YOUR TASK: Below are some entries. Copy each line that holds the string "Direção".

········

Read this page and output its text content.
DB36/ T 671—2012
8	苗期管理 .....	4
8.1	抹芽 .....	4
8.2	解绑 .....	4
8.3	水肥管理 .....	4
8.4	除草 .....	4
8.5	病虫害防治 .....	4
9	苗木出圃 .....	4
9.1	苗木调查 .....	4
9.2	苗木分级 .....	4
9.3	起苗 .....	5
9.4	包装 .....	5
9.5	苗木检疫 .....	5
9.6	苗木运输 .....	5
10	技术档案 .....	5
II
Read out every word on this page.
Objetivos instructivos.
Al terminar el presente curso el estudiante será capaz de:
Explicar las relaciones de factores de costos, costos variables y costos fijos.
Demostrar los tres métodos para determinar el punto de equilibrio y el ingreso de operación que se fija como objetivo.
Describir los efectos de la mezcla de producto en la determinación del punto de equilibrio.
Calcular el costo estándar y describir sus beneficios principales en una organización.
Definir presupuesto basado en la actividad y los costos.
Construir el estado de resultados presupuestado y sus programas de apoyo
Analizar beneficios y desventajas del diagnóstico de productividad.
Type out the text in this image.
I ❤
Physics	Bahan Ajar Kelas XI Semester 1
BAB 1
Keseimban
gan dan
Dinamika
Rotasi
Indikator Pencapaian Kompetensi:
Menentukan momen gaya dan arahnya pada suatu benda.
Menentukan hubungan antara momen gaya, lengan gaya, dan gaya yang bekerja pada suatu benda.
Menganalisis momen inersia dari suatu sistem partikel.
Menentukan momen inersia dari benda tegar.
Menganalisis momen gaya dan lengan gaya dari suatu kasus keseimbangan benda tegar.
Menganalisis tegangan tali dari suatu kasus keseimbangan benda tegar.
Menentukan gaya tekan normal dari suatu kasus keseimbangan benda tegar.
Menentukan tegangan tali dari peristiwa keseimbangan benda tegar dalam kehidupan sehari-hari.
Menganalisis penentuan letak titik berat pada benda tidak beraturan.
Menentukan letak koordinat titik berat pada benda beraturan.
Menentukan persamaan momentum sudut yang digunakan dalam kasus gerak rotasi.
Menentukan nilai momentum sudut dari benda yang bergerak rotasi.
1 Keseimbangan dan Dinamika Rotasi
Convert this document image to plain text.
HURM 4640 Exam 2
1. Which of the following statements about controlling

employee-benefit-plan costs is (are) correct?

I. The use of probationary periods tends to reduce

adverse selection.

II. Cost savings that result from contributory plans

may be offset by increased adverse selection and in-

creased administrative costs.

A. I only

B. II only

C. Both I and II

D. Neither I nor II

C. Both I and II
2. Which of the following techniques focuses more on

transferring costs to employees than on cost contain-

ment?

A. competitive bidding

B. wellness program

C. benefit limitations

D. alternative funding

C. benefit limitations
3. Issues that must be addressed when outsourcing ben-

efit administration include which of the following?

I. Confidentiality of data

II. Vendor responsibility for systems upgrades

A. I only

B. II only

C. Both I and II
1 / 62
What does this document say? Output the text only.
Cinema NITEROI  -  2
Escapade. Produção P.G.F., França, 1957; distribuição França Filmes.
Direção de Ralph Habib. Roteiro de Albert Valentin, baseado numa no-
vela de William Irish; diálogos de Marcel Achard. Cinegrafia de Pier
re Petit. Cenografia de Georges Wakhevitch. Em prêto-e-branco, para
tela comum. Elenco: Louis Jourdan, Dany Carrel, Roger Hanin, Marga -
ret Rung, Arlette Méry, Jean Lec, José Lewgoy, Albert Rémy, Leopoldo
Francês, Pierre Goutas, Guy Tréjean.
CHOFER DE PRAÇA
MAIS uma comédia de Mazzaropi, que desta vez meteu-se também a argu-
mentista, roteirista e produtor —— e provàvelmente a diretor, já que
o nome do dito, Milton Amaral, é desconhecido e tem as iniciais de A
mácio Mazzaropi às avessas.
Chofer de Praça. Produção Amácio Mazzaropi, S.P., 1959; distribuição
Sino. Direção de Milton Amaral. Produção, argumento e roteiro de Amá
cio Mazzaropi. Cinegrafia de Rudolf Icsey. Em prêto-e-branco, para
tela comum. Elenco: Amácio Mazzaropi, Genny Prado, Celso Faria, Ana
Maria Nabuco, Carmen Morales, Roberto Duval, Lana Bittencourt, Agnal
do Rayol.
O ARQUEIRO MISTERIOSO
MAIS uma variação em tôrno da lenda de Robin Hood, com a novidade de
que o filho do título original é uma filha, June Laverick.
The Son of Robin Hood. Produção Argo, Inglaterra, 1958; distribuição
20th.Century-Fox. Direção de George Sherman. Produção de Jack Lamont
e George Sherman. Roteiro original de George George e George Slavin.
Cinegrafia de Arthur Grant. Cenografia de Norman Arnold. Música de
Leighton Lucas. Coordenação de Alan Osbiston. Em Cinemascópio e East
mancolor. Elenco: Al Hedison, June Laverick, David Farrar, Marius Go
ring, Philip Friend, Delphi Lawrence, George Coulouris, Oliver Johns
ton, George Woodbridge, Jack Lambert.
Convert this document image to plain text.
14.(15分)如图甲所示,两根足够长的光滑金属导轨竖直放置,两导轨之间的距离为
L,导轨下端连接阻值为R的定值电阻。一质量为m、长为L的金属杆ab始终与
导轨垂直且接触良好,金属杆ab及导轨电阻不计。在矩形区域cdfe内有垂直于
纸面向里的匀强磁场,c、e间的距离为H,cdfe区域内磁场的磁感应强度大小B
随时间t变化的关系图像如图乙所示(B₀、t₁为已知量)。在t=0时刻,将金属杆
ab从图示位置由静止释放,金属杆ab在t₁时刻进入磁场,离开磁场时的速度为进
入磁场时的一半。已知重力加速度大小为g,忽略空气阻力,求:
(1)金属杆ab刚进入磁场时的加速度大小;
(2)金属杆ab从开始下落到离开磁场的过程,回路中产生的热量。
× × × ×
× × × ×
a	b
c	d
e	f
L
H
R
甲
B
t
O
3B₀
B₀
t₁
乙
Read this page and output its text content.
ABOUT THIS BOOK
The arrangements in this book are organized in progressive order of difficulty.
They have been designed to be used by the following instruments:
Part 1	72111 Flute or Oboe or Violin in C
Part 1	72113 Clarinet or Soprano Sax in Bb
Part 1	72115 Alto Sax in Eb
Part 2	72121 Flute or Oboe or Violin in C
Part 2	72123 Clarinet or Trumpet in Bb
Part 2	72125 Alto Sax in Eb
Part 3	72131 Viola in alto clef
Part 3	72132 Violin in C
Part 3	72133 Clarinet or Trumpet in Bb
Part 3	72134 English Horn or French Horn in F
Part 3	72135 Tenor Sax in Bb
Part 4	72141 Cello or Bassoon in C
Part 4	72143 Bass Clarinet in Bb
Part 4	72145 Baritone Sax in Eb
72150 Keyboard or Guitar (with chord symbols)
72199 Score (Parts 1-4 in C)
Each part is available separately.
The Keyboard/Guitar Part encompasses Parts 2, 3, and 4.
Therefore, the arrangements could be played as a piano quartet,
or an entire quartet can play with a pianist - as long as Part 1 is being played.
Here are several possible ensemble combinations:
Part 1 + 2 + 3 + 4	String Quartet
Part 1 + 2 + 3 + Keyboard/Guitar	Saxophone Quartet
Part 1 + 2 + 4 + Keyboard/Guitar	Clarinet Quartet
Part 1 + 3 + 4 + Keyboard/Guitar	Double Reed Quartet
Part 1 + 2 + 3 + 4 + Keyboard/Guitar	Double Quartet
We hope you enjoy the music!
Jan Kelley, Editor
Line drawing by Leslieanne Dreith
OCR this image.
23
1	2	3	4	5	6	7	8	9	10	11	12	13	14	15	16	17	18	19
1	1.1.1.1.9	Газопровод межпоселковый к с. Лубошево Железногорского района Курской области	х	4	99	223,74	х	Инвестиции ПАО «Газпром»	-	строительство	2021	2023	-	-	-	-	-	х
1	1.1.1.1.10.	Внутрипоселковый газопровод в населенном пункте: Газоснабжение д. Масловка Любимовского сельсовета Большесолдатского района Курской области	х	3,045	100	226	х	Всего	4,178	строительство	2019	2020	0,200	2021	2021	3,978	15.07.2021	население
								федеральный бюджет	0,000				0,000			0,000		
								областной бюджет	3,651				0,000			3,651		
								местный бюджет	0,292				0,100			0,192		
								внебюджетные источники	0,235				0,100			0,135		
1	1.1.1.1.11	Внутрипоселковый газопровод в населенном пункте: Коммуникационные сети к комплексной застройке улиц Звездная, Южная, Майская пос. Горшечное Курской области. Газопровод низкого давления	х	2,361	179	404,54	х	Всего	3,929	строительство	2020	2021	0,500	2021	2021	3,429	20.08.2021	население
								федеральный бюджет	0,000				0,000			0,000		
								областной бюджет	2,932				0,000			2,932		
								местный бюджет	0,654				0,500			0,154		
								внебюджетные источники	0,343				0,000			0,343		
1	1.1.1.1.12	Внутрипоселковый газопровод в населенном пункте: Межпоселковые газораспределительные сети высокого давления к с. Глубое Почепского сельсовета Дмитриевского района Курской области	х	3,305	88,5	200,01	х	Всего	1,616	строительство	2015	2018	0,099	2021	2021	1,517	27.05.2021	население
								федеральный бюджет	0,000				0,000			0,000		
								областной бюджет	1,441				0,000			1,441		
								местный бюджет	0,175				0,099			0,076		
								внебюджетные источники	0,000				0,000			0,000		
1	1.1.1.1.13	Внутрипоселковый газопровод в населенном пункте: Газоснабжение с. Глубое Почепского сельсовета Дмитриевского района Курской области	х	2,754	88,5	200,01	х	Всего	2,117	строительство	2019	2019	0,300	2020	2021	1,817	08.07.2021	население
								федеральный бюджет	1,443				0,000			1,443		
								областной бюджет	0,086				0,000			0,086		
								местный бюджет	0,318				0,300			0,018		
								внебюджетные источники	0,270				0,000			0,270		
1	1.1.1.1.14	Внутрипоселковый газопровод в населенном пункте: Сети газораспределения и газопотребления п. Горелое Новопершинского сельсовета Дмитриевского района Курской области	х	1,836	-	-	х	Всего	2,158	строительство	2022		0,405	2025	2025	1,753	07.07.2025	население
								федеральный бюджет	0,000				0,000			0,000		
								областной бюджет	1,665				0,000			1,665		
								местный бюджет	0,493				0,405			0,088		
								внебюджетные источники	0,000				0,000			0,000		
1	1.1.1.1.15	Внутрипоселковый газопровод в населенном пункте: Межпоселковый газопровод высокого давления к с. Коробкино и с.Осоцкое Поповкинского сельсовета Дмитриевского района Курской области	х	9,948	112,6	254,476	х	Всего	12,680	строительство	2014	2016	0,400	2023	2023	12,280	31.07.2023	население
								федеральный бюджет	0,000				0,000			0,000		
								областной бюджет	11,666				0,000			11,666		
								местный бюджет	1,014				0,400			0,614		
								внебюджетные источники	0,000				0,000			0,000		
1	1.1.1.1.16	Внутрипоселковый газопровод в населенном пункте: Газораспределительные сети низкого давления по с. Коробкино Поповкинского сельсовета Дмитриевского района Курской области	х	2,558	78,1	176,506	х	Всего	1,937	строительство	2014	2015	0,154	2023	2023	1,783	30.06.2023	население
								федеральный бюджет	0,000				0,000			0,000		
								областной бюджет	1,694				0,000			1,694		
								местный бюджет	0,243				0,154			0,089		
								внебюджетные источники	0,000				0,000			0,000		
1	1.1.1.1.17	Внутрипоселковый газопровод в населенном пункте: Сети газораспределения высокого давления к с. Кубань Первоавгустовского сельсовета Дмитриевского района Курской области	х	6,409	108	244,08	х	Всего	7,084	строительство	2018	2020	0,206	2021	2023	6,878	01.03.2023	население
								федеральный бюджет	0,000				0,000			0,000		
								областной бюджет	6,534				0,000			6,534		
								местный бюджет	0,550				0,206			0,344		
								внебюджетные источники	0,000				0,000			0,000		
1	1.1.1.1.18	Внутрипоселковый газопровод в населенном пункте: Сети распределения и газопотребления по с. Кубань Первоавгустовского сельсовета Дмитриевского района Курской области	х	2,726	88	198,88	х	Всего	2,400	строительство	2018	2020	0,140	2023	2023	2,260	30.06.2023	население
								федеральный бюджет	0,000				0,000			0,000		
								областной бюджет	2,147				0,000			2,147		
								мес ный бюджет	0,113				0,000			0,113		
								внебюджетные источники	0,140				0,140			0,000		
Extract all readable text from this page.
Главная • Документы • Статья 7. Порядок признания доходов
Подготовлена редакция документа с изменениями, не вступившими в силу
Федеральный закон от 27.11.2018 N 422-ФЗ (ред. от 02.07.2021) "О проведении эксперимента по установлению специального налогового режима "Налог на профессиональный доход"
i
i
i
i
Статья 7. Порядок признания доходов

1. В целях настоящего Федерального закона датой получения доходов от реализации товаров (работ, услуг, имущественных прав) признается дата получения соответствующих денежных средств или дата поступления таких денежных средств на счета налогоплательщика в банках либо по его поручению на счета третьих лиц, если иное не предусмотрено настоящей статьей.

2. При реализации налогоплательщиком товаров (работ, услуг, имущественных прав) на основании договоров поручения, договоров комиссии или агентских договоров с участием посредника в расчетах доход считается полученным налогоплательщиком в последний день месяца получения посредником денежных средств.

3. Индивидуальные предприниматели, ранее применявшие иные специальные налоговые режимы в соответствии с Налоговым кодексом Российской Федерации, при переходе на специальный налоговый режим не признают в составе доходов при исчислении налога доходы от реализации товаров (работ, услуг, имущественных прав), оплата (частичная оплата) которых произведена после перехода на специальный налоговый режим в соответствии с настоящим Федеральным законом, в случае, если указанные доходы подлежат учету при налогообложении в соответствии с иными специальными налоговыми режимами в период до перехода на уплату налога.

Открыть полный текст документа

········

PROBLEM SOLUTION:
Direção de Ralph Habib. Roteiro de Albert Valentin, baseado numa no-
Sino. Direção de Milton Amaral. Produção, argumento e roteiro de Amá
20th.Century-Fox. Direção de George Sherman. Produção de Jack Lamont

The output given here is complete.